The final part of this Stores table declaration is the Primary Key. Are you exhausted yet? I’m exhausted, and this is just the first of five tables.

Remember previously where I used the IDENTITY property to make sure the rows are unique? Well, there are two parts to uniqueness. IDENTITY does not automatically make a column a primary key. It is only there to provide an auto-incrementing value to ensure uniqueness when inserting new rows.

Enforcing uniqueness, however, is the job of the primary key, which is why we use the keyword CONSTRAINT. We are constraining the values in this column to be unique. This will prevent anyone from inserting a duplicate StoreID into the table.

Notice that there is also the CLUSTERED keyword in that line, which tells SQL Server to make the primary key the clustering key as well. Though this is not the time to discuss indexes yet, keep in mind that in almost all cases, a clustered index will be created on our primary key. When we create a table using the built-in table designer in SQL Server Management Studio, it does this for us.

With a clustering key, the data in the table is stored on disk in the logical order of the clustering key. Imagine the clustering key to be like a phone book, ordered by last name. Here, the sort order of the table is the artificially created StoreID. We will go into more detail in other post.

* _ACTIVITY LIST_:
(1) In the passage on SQL Server tables, what does the CLUSTERED keyword tell SQL Server to do?
(2) Rewrite the passage on SQL Server tables between "Remember previously where" and "into the table.", inclusive, changing "duplicate" to "repeated".
The records have nothing to do with the passage on SQL Server tables.

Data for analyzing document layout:
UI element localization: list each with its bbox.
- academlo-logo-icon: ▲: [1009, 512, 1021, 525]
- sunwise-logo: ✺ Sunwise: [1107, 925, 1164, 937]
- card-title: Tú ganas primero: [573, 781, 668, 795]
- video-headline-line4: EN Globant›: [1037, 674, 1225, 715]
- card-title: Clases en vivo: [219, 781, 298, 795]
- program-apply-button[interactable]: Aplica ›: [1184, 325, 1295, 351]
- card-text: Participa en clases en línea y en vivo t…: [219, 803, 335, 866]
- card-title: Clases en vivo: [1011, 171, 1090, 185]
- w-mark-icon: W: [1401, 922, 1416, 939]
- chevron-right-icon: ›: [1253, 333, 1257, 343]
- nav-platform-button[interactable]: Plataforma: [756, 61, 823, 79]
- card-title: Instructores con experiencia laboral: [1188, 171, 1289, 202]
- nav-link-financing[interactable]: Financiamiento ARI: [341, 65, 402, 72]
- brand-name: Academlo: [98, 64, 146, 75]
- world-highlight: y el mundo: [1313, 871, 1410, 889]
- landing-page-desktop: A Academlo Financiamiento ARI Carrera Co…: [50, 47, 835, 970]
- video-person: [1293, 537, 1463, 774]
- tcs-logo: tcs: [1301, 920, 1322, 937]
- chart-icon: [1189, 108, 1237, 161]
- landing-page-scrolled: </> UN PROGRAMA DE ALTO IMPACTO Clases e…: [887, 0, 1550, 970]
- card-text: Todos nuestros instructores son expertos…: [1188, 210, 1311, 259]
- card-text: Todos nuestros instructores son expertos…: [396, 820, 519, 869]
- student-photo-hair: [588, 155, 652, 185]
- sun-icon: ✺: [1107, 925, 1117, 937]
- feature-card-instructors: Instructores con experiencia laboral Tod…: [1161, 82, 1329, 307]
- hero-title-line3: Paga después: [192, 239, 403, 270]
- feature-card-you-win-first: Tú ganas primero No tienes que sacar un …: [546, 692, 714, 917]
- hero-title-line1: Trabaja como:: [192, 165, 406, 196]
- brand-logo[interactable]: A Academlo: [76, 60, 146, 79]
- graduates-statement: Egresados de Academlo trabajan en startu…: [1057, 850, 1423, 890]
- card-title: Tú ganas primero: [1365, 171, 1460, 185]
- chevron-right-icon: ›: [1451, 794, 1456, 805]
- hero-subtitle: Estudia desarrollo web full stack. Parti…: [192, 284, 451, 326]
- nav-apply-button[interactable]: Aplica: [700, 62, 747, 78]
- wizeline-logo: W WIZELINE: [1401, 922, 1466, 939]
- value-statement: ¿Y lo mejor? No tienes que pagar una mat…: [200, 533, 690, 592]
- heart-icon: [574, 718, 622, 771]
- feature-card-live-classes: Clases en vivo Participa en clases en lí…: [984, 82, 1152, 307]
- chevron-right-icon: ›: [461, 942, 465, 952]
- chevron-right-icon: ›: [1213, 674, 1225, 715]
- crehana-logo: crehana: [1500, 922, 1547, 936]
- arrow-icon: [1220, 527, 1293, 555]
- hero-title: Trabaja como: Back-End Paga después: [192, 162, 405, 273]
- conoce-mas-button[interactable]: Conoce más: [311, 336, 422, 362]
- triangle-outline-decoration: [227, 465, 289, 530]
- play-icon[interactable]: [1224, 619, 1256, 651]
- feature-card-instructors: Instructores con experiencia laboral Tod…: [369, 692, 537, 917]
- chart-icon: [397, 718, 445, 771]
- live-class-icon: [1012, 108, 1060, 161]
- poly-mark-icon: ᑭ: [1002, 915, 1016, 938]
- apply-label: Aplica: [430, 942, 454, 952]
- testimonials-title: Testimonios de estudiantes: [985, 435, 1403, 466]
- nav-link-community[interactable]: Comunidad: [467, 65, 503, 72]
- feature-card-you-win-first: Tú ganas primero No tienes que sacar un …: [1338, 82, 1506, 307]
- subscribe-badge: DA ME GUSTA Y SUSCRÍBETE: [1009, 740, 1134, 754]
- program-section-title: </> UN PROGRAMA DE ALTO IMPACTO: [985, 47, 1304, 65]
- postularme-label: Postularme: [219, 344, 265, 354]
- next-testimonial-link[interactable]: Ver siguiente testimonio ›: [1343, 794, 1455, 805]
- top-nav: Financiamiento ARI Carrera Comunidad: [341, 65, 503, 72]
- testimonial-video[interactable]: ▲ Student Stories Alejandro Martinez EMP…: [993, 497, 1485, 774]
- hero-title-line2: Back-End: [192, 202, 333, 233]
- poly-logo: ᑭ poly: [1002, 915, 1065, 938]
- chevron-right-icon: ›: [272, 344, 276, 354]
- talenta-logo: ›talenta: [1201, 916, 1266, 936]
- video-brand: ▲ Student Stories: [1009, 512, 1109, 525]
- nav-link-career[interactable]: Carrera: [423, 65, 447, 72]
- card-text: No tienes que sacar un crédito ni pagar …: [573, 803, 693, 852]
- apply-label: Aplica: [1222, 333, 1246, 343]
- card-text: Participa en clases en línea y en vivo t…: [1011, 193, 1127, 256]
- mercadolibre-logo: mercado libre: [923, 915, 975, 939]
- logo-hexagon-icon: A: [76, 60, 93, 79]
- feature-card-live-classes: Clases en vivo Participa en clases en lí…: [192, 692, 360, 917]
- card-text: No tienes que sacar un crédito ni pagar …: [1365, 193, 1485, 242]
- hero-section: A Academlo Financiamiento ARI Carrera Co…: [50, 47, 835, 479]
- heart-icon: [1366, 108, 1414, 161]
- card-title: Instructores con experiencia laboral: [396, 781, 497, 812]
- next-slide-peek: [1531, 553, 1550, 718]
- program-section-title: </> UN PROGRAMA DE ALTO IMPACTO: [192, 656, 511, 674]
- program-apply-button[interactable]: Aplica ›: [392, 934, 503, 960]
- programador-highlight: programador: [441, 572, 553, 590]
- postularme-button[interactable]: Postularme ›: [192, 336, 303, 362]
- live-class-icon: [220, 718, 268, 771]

* _TASK-BY-TASK SOLUTIONS_:
(1) It tells SQL Server to make the primary key the clustering key as well.

(2)
Remember previously where I used the IDENTITY property to make sure the rows are unique? Well, there are two parts to uniqueness. IDENTITY does not automatically make a column a primary key. It is only there to provide an auto-incrementing value to ensure uniqueness when inserting new rows.

Enforcing uniqueness, however, is the job of the primary key, which is why we use the keyword CONSTRAINT. We are constraining the values in this column to be unique. This will prevent anyone from inserting a repeated StoreID into the table.